### What this task involves:
Below is the data. Give it again, complete and exact.

### Given entries:
***

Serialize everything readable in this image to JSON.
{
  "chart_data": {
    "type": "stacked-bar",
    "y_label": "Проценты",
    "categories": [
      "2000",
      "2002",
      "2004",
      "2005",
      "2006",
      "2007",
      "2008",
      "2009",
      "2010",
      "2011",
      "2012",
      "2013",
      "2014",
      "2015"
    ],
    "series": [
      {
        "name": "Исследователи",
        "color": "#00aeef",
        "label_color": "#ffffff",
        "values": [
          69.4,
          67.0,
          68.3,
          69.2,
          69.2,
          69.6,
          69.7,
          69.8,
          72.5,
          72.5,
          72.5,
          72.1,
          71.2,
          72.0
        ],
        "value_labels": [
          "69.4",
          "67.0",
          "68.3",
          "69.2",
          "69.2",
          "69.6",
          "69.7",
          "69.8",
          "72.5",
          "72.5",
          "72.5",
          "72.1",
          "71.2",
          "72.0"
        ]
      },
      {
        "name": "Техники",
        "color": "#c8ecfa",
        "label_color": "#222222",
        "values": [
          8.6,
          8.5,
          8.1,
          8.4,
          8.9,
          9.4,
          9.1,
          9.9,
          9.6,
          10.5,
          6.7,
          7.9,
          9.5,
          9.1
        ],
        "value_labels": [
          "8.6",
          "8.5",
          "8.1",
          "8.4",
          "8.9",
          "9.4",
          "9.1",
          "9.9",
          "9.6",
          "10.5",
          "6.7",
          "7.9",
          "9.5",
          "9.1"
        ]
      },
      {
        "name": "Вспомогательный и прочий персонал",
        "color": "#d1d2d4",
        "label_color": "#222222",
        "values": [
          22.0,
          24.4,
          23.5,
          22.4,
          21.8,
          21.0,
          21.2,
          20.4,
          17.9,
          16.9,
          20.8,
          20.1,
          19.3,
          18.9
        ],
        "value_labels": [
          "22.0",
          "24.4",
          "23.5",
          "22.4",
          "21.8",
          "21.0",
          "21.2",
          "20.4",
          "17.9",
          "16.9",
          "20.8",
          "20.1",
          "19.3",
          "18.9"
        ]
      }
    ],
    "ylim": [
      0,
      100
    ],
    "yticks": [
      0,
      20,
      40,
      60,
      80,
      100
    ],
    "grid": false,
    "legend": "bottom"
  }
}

***

### Complete response:
Serialize everything readable in this image to JSON.
{
  "chart_data": {
    "type": "stacked-bar",
    "y_label": "Проценты",
    "categories": [
      "2000",
      "2002",
      "2004",
      "2005",
      "2006",
      "2007",
      "2008",
      "2009",
      "2010",
      "2011",
      "2012",
      "2013",
      "2014",
      "2015"
    ],
    "series": [
      {
        "name": "Исследователи",
        "color": "#00aeef",
        "label_color": "#ffffff",
        "values": [
          69.4,
          67.0,
          68.3,
          69.2,
          69.2,
          69.6,
          69.7,
          69.8,
          72.5,
          72.5,
          72.5,
          72.1,
          71.2,
          72.0
        ],
        "value_labels": [
          "69.4",
          "67.0",
          "68.3",
          "69.2",
          "69.2",
          "69.6",
          "69.7",
          "69.8",
          "72.5",
          "72.5",
          "72.5",
          "72.1",
          "71.2",
          "72.0"
        ]
      },
      {
        "name": "Техники",
        "color": "#c8ecfa",
        "label_color": "#222222",
        "values": [
          8.6,
          8.5,
          8.1,
          8.4,
          8.9,
          9.4,
          9.1,
          9.9,
          9.6,
          10.5,
          6.7,
          7.9,
          9.5,
          9.1
        ],
        "value_labels": [
          "8.6",
          "8.5",
          "8.1",
          "8.4",
          "8.9",
          "9.4",
          "9.1",
          "9.9",
          "9.6",
          "10.5",
          "6.7",
          "7.9",
          "9.5",
          "9.1"
        ]
      },
      {
        "name": "Вспомогательный и прочий персонал",
        "color": "#d1d2d4",
        "label_color": "#222222",
        "values": [
          22.0,
          24.4,
          23.5,
          22.4,
          21.8,
          21.0,
          21.2,
          20.4,
          17.9,
          16.9,
          20.8,
          20.1,
          19.3,
          18.9
        ],
        "value_labels": [
          "22.0",
          "24.4",
          "23.5",
          "22.4",
          "21.8",
          "21.0",
          "21.2",
          "20.4",
          "17.9",
          "16.9",
          "20.8",
          "20.1",
          "19.3",
          "18.9"
        ]
      }
    ],
    "ylim": [
      0,
      100
    ],
    "yticks": [
      0,
      20,
      40,
      60,
      80,
      100
    ],
    "grid": false,
    "legend": "bottom"
  }
}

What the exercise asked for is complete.